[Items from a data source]

·····

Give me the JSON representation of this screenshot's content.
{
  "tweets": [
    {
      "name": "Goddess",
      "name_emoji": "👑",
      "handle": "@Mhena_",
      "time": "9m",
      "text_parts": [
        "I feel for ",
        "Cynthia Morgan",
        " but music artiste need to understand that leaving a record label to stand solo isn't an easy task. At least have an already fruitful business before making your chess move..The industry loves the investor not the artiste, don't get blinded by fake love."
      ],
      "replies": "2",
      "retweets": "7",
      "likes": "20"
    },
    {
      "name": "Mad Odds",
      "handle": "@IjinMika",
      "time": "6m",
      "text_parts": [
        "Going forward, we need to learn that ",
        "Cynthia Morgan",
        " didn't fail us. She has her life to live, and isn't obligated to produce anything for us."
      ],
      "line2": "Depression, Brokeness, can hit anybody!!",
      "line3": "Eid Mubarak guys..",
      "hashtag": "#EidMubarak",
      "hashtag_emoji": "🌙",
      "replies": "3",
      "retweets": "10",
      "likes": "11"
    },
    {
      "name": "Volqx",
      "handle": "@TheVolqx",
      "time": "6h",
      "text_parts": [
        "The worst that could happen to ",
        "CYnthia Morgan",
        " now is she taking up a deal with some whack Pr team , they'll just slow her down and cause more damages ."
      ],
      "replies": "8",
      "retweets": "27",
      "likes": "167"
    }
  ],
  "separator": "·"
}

·····

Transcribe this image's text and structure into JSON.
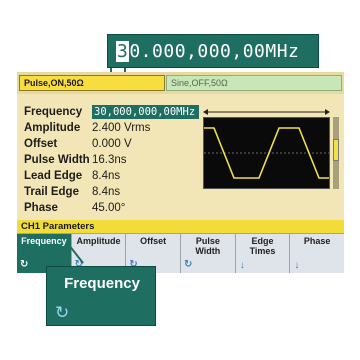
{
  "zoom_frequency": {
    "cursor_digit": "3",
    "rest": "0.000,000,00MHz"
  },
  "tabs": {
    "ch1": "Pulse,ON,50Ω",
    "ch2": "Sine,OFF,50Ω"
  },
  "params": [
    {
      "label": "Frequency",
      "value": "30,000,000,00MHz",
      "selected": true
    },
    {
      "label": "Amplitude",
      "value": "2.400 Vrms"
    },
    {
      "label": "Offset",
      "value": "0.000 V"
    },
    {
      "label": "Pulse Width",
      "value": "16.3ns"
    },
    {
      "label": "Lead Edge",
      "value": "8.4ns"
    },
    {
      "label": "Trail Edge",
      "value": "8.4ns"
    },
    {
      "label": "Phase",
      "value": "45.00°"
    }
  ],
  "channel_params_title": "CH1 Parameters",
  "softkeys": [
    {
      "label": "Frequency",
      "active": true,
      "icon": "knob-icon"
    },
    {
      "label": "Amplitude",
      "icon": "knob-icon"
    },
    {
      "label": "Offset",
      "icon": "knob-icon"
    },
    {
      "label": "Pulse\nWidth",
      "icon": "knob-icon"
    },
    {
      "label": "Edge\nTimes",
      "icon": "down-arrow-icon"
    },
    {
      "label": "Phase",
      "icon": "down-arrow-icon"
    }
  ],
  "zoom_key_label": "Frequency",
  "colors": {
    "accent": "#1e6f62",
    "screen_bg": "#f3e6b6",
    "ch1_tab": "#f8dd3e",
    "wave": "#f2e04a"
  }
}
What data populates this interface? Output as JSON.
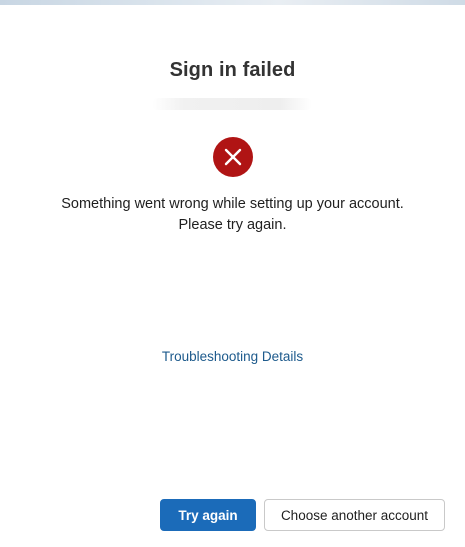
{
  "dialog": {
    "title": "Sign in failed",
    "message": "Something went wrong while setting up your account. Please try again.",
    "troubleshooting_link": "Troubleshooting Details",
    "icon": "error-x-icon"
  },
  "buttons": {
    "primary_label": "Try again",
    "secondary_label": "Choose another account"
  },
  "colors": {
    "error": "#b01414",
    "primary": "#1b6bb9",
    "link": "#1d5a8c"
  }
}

·····

◆ **Task instructions**
Identify the lines in the entries above that contain "this", then copy them out.

◆ **Full solution**
Give me the JSON representation of this screenshot's content.
Transcribe this image's text and structure into JSON.
What data populates this interface? Output as JSON.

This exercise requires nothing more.